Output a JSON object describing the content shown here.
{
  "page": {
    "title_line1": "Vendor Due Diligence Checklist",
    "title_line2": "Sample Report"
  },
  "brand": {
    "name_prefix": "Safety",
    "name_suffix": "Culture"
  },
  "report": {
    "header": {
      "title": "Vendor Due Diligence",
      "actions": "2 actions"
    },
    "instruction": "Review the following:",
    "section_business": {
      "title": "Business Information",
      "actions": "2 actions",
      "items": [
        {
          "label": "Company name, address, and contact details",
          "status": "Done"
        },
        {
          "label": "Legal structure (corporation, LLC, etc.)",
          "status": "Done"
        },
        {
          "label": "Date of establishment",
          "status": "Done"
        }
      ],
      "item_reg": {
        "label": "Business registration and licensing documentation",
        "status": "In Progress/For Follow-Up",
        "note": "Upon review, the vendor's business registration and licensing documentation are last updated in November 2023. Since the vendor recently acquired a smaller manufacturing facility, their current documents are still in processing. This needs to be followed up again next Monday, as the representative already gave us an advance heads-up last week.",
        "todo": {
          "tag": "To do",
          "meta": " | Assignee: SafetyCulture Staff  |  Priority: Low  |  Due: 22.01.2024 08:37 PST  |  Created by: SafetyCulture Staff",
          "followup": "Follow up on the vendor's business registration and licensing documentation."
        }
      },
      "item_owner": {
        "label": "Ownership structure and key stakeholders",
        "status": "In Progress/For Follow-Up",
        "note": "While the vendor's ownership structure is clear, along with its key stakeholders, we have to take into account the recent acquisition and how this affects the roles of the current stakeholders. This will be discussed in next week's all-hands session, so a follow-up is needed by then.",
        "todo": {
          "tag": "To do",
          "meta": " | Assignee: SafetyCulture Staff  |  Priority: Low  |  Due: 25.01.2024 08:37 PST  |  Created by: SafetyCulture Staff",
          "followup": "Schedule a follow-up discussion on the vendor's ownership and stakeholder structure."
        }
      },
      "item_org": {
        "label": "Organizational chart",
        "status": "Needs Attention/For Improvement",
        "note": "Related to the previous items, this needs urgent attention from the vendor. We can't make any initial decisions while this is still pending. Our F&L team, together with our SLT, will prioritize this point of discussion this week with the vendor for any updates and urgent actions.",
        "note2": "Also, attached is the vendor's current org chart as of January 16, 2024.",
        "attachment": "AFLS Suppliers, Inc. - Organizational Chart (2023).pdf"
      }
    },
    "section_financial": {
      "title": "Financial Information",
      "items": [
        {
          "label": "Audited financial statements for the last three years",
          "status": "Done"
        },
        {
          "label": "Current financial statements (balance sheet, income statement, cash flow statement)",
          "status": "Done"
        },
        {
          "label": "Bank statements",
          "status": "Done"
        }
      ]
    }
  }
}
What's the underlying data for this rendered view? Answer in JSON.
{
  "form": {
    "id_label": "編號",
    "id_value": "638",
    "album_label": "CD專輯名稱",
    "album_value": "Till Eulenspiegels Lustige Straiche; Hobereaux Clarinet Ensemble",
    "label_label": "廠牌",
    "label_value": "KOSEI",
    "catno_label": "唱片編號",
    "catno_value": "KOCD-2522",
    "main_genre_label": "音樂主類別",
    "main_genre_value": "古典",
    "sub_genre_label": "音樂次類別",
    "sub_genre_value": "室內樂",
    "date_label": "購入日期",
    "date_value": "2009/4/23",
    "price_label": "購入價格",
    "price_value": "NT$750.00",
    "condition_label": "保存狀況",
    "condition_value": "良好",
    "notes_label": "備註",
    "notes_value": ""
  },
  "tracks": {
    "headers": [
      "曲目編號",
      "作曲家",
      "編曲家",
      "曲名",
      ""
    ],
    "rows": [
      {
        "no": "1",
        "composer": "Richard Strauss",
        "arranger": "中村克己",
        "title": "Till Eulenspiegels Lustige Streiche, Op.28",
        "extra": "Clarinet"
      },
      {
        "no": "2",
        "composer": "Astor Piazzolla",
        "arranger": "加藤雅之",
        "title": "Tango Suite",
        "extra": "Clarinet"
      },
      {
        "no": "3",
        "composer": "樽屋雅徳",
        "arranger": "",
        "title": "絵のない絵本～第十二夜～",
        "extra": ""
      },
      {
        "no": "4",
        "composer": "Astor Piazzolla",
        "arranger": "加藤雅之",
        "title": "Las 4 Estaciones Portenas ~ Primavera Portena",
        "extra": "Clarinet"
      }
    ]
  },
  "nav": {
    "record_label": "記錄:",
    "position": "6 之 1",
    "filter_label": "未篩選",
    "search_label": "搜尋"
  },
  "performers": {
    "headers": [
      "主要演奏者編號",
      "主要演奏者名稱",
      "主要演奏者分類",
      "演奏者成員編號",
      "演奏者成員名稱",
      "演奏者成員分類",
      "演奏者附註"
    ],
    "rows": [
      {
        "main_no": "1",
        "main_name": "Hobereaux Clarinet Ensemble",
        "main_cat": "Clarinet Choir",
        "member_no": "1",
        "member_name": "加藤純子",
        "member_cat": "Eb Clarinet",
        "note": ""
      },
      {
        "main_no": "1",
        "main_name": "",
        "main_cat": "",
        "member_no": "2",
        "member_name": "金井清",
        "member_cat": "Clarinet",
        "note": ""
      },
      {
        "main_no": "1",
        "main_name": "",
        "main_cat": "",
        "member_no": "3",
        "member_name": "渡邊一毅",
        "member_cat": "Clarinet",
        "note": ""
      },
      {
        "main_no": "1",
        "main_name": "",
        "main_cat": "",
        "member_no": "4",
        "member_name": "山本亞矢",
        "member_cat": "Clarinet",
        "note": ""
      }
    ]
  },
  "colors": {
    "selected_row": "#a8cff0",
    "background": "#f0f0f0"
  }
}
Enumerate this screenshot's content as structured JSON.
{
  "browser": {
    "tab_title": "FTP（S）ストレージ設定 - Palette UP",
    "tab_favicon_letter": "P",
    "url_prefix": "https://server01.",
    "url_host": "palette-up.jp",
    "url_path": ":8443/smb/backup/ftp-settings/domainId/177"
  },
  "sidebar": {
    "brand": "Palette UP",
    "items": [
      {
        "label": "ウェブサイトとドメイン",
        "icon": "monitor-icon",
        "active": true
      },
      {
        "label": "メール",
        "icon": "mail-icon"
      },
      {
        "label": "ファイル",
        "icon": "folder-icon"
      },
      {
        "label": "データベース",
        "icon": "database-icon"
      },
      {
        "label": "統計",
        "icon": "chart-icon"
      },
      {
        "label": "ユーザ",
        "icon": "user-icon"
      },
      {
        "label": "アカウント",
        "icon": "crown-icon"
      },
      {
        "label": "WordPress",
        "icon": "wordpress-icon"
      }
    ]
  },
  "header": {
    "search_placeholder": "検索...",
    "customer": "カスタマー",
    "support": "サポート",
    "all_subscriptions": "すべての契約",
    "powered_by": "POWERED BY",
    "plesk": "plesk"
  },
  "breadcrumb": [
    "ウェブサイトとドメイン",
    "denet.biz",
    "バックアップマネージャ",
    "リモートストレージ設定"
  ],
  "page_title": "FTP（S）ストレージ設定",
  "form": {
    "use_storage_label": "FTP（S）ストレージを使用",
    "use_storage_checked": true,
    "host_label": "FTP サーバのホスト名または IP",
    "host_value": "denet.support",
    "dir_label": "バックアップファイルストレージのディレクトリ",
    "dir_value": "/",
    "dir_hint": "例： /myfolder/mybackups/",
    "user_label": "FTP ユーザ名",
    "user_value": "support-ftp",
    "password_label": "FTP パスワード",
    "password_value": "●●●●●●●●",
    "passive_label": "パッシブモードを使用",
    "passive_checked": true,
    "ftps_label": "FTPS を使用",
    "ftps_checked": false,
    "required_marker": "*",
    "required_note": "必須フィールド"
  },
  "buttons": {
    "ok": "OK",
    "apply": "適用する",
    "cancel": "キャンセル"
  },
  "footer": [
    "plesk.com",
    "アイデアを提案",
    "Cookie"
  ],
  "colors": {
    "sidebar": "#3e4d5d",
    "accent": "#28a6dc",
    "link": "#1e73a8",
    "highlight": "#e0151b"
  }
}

## DESCRIPTION OF THE TASK
Examine the entries and report how many of their lines contain the string "Created", giving no more than the number.

## IN RESPONSE
2